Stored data
==============================

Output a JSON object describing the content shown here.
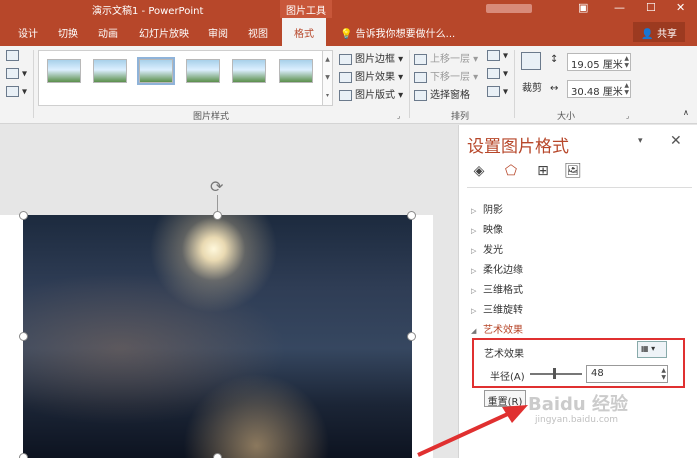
{
  "titlebar": {
    "document_title": "演示文稿1 - PowerPoint",
    "context_tool": "图片工具"
  },
  "tabs": [
    "设计",
    "切换",
    "动画",
    "幻灯片放映",
    "审阅",
    "视图",
    "格式"
  ],
  "tell_me": "告诉我你想要做什么...",
  "share": "共享",
  "ribbon": {
    "picture_border": "图片边框",
    "picture_effects": "图片效果",
    "picture_layout": "图片版式",
    "picture_styles_label": "图片样式",
    "bring_forward": "上移一层",
    "send_backward": "下移一层",
    "selection_pane": "选择窗格",
    "arrange_label": "排列",
    "crop": "裁剪",
    "height": "19.05 厘米",
    "width": "30.48 厘米",
    "size_label": "大小"
  },
  "pane": {
    "title": "设置图片格式",
    "sections": [
      "阴影",
      "映像",
      "发光",
      "柔化边缘",
      "三维格式",
      "三维旋转",
      "艺术效果"
    ],
    "art_effect_label": "艺术效果",
    "radius_label": "半径(A)",
    "radius_value": "48",
    "reset_button": "重置(R)"
  },
  "watermark": {
    "text": "Baidu 经验",
    "url": "jingyan.baidu.com"
  },
  "colors": {
    "accent": "#b7472a",
    "highlight_box": "#e03030"
  }
}
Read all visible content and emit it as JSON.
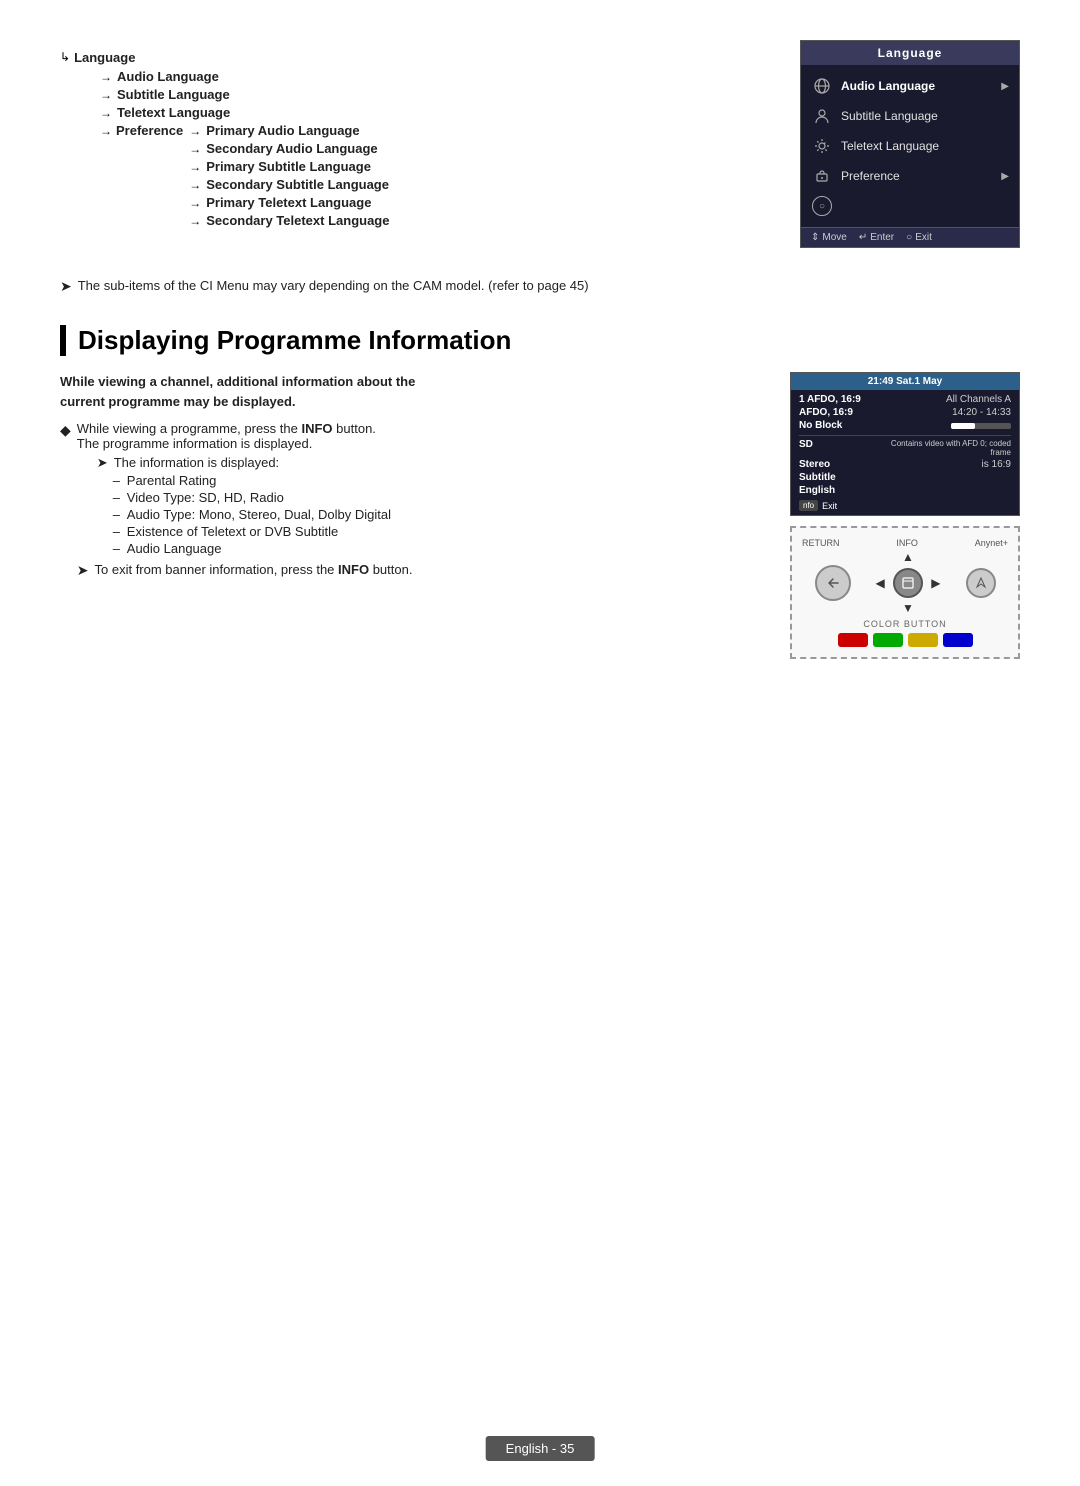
{
  "page": {
    "footer_label": "English - 35"
  },
  "top_section": {
    "tree": {
      "root": "Language",
      "items": [
        {
          "label": "Audio Language"
        },
        {
          "label": "Subtitle Language"
        },
        {
          "label": "Teletext Language"
        },
        {
          "label": "Preference",
          "sub_items": [
            {
              "label": "Primary Audio Language"
            },
            {
              "label": "Secondary Audio Language"
            },
            {
              "label": "Primary Subtitle Language"
            },
            {
              "label": "Secondary Subtitle Language"
            },
            {
              "label": "Primary Teletext Language"
            },
            {
              "label": "Secondary Teletext Language"
            }
          ]
        }
      ]
    },
    "tv_menu": {
      "title": "Language",
      "rows": [
        {
          "icon": "globe",
          "label": "Audio Language",
          "has_arrow": true
        },
        {
          "icon": "person",
          "label": "Subtitle Language",
          "has_arrow": false
        },
        {
          "icon": "settings",
          "label": "Teletext Language",
          "has_arrow": false
        },
        {
          "icon": "gear",
          "label": "Preference",
          "has_arrow": true
        },
        {
          "icon": "lock",
          "label": "",
          "has_arrow": false
        }
      ],
      "footer": {
        "move": "Move",
        "enter": "Enter",
        "exit": "Exit"
      }
    },
    "note": "The sub-items of the CI Menu may vary depending on the CAM model. (refer to page 45)"
  },
  "programme_section": {
    "title": "Displaying Programme Information",
    "intro_line1": "While viewing a channel, additional information about the",
    "intro_line2": "current programme may be displayed.",
    "bullet1": {
      "text_normal": "While viewing a programme, press the ",
      "text_bold": "INFO",
      "text_after": " button.",
      "sub_text": "The programme information is displayed."
    },
    "sub_list_header": "The information is displayed:",
    "sub_list_items": [
      "Parental Rating",
      "Video Type: SD, HD, Radio",
      "Audio Type: Mono, Stereo, Dual, Dolby Digital",
      "Existence of Teletext or DVB Subtitle",
      "Audio Language"
    ],
    "note2_normal": "To exit from banner information, press the ",
    "note2_bold": "INFO",
    "note2_after": " button.",
    "info_panel": {
      "header": "21:49 Sat.1 May",
      "channel": "1 AFDO, 16:9",
      "all_channels": "All Channels A",
      "afdo": "AFDO, 16:9",
      "time": "14:20 - 14:33",
      "no_block": "No Block",
      "sd": "SD",
      "sd_desc": "Contains video with AFD 0; coded frame",
      "stereo": "Stereo",
      "is_169": "is 16:9",
      "subtitle": "Subtitle",
      "english": "English",
      "exit_label": "Exit"
    },
    "remote": {
      "return_label": "RETURN",
      "info_label": "INFO",
      "anynet_label": "Anynet+",
      "color_label": "COLOR BUTTON"
    }
  }
}
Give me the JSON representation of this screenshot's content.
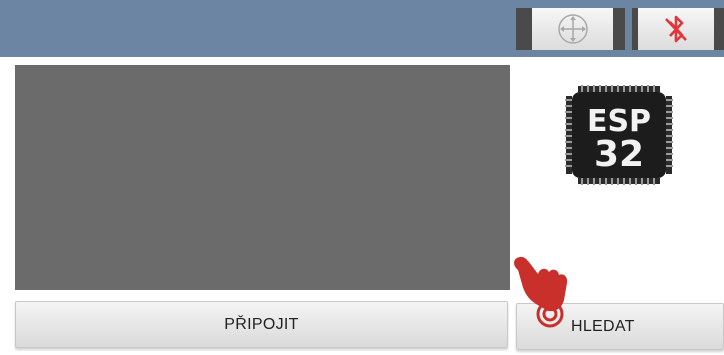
{
  "toolbar": {
    "compass_icon": "crosshair-circle-icon",
    "bluetooth_icon": "bluetooth-disabled-icon",
    "bluetooth_color": "#e0373c"
  },
  "chip": {
    "line1": "ESP",
    "line2": "32"
  },
  "buttons": {
    "connect_label": "PŘIPOJIT",
    "search_label": "HLEDAT"
  },
  "colors": {
    "topbar": "#6b85a2",
    "panel": "#6b6b6b",
    "hand": "#c9302c"
  }
}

==============================

Gather, from the listing above, every line carrying the word "page".

  "page": {
    "note": "The sub-items of the CI Menu may vary depending on the CAM model. (refer to page 45)"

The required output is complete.